• _WRITTEN EXERCISE_
Return each line of the material verbatim.

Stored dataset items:
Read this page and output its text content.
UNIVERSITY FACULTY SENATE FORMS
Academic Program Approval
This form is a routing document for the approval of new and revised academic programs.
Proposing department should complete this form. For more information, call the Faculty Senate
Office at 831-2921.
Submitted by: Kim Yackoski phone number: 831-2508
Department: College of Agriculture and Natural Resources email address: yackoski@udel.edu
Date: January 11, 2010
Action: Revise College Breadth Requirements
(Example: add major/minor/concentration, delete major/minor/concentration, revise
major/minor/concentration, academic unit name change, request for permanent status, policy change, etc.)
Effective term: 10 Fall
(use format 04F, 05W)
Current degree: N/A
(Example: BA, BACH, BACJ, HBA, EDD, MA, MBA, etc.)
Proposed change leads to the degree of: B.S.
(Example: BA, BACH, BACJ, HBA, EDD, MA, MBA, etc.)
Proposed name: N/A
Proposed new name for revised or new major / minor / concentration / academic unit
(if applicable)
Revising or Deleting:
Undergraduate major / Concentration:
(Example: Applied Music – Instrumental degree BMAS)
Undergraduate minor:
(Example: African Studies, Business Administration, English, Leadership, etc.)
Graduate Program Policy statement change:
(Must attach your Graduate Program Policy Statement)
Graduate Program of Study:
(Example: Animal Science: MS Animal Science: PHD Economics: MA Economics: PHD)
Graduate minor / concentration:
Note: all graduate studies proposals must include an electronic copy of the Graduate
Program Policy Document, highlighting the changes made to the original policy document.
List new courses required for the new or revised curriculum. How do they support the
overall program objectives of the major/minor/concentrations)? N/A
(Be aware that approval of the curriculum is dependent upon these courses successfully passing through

• _OUTPUT FOR THIS EXERCISE_
Read this page and output its text content.
UNIVERSITY FACULTY SENATE FORMS
Academic Program Approval
This form is a routing document for the approval of new and revised academic programs.
Proposing department should complete this form. For more information, call the Faculty Senate
Office at 831-2921.
Submitted by: Kim Yackoski phone number: 831-2508
Department: College of Agriculture and Natural Resources email address: yackoski@udel.edu
Date: January 11, 2010
Action: Revise College Breadth Requirements
(Example: add major/minor/concentration, delete major/minor/concentration, revise
major/minor/concentration, academic unit name change, request for permanent status, policy change, etc.)
Effective term: 10 Fall
(use format 04F, 05W)
Current degree: N/A
(Example: BA, BACH, BACJ, HBA, EDD, MA, MBA, etc.)
Proposed change leads to the degree of: B.S.
(Example: BA, BACH, BACJ, HBA, EDD, MA, MBA, etc.)
Proposed name: N/A
Proposed new name for revised or new major / minor / concentration / academic unit
(if applicable)
Revising or Deleting:
Undergraduate major / Concentration:
(Example: Applied Music – Instrumental degree BMAS)
Undergraduate minor:
(Example: African Studies, Business Administration, English, Leadership, etc.)
Graduate Program Policy statement change:
(Must attach your Graduate Program Policy Statement)
Graduate Program of Study:
(Example: Animal Science: MS Animal Science: PHD Economics: MA Economics: PHD)
Graduate minor / concentration:
Note: all graduate studies proposals must include an electronic copy of the Graduate
Program Policy Document, highlighting the changes made to the original policy document.
List new courses required for the new or revised curriculum. How do they support the
overall program objectives of the major/minor/concentrations)? N/A
(Be aware that approval of the curriculum is dependent upon these courses successfully passing through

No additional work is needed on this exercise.